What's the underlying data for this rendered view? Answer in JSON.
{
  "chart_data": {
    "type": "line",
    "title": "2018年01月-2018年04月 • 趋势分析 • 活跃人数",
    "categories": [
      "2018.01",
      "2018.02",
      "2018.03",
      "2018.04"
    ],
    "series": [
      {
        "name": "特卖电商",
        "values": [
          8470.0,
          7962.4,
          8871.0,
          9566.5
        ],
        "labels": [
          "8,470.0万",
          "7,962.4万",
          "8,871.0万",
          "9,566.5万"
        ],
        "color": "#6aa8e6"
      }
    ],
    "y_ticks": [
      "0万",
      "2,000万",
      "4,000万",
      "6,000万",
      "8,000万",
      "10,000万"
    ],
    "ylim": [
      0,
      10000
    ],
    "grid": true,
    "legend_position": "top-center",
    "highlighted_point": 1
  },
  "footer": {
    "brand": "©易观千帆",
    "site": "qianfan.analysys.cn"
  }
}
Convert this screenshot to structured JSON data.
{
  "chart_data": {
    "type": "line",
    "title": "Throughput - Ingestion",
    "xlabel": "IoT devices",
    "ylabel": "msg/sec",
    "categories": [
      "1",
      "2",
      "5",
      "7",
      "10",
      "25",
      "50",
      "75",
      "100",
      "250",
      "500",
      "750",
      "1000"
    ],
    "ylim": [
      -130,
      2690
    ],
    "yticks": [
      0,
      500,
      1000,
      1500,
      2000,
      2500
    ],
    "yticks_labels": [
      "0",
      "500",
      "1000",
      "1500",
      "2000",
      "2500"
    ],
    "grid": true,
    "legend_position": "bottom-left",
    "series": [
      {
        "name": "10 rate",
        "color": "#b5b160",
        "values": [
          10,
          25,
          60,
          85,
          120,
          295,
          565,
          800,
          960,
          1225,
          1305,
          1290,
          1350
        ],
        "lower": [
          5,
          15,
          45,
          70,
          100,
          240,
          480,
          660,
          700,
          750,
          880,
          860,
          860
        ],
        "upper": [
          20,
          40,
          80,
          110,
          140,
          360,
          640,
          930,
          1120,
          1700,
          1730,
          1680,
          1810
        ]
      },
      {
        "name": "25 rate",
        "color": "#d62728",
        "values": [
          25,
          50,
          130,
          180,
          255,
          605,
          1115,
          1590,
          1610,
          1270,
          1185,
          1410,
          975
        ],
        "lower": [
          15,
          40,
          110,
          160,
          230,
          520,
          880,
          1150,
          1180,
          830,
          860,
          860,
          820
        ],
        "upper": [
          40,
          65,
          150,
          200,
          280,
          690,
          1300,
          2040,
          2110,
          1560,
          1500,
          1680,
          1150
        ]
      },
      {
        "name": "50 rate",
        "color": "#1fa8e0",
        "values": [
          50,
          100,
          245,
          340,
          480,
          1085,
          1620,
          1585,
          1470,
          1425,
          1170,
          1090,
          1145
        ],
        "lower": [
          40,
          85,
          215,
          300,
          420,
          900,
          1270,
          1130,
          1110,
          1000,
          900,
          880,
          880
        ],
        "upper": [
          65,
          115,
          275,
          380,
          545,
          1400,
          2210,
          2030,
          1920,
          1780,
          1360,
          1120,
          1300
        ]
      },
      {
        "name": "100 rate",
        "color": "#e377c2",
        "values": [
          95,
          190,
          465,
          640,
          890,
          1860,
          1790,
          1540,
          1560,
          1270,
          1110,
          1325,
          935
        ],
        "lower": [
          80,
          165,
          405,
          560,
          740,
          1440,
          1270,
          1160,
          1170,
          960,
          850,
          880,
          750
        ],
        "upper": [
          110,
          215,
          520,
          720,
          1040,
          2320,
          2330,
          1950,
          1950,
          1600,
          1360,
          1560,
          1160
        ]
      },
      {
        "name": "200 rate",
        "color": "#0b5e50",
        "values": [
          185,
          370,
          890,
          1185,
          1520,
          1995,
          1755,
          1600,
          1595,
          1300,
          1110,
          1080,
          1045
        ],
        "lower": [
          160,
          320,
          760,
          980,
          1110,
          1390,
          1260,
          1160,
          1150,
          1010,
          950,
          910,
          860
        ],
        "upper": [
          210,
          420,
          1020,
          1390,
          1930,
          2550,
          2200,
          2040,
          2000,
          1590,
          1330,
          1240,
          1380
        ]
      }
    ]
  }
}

• • • • •

EXERCISE REQUIREMENTS »
Extract the complete listing verbatim.

WRITTEN SOLUTION »
What's the underlying data for this rendered view? Answer in JSON.
{
  "chart_data": {
    "type": "line",
    "title": "2018年01月-2018年04月 • 趋势分析 • 活跃人数",
    "categories": [
      "2018.01",
      "2018.02",
      "2018.03",
      "2018.04"
    ],
    "series": [
      {
        "name": "特卖电商",
        "values": [
          8470.0,
          7962.4,
          8871.0,
          9566.5
        ],
        "labels": [
          "8,470.0万",
          "7,962.4万",
          "8,871.0万",
          "9,566.5万"
        ],
        "color": "#6aa8e6"
      }
    ],
    "y_ticks": [
      "0万",
      "2,000万",
      "4,000万",
      "6,000万",
      "8,000万",
      "10,000万"
    ],
    "ylim": [
      0,
      10000
    ],
    "grid": true,
    "legend_position": "top-center",
    "highlighted_point": 1
  },
  "footer": {
    "brand": "©易观千帆",
    "site": "qianfan.analysys.cn"
  }
}
Convert this screenshot to structured JSON data.
{
  "chart_data": {
    "type": "line",
    "title": "Throughput - Ingestion",
    "xlabel": "IoT devices",
    "ylabel": "msg/sec",
    "categories": [
      "1",
      "2",
      "5",
      "7",
      "10",
      "25",
      "50",
      "75",
      "100",
      "250",
      "500",
      "750",
      "1000"
    ],
    "ylim": [
      -130,
      2690
    ],
    "yticks": [
      0,
      500,
      1000,
      1500,
      2000,
      2500
    ],
    "yticks_labels": [
      "0",
      "500",
      "1000",
      "1500",
      "2000",
      "2500"
    ],
    "grid": true,
    "legend_position": "bottom-left",
    "series": [
      {
        "name": "10 rate",
        "color": "#b5b160",
        "values": [
          10,
          25,
          60,
          85,
          120,
          295,
          565,
          800,
          960,
          1225,
          1305,
          1290,
          1350
        ],
        "lower": [
          5,
          15,
          45,
          70,
          100,
          240,
          480,
          660,
          700,
          750,
          880,
          860,
          860
        ],
        "upper": [
          20,
          40,
          80,
          110,
          140,
          360,
          640,
          930,
          1120,
          1700,
          1730,
          1680,
          1810
        ]
      },
      {
        "name": "25 rate",
        "color": "#d62728",
        "values": [
          25,
          50,
          130,
          180,
          255,
          605,
          1115,
          1590,
          1610,
          1270,
          1185,
          1410,
          975
        ],
        "lower": [
          15,
          40,
          110,
          160,
          230,
          520,
          880,
          1150,
          1180,
          830,
          860,
          860,
          820
        ],
        "upper": [
          40,
          65,
          150,
          200,
          280,
          690,
          1300,
          2040,
          2110,
          1560,
          1500,
          1680,
          1150
        ]
      },
      {
        "name": "50 rate",
        "color": "#1fa8e0",
        "values": [
          50,
          100,
          245,
          340,
          480,
          1085,
          1620,
          1585,
          1470,
          1425,
          1170,
          1090,
          1145
        ],
        "lower": [
          40,
          85,
          215,
          300,
          420,
          900,
          1270,
          1130,
          1110,
          1000,
          900,
          880,
          880
        ],
        "upper": [
          65,
          115,
          275,
          380,
          545,
          1400,
          2210,
          2030,
          1920,
          1780,
          1360,
          1120,
          1300
        ]
      },
      {
        "name": "100 rate",
        "color": "#e377c2",
        "values": [
          95,
          190,
          465,
          640,
          890,
          1860,
          1790,
          1540,
          1560,
          1270,
          1110,
          1325,
          935
        ],
        "lower": [
          80,
          165,
          405,
          560,
          740,
          1440,
          1270,
          1160,
          1170,
          960,
          850,
          880,
          750
        ],
        "upper": [
          110,
          215,
          520,
          720,
          1040,
          2320,
          2330,
          1950,
          1950,
          1600,
          1360,
          1560,
          1160
        ]
      },
      {
        "name": "200 rate",
        "color": "#0b5e50",
        "values": [
          185,
          370,
          890,
          1185,
          1520,
          1995,
          1755,
          1600,
          1595,
          1300,
          1110,
          1080,
          1045
        ],
        "lower": [
          160,
          320,
          760,
          980,
          1110,
          1390,
          1260,
          1160,
          1150,
          1010,
          950,
          910,
          860
        ],
        "upper": [
          210,
          420,
          1020,
          1390,
          1930,
          2550,
          2200,
          2040,
          2000,
          1590,
          1330,
          1240,
          1380
        ]
      }
    ]
  }
}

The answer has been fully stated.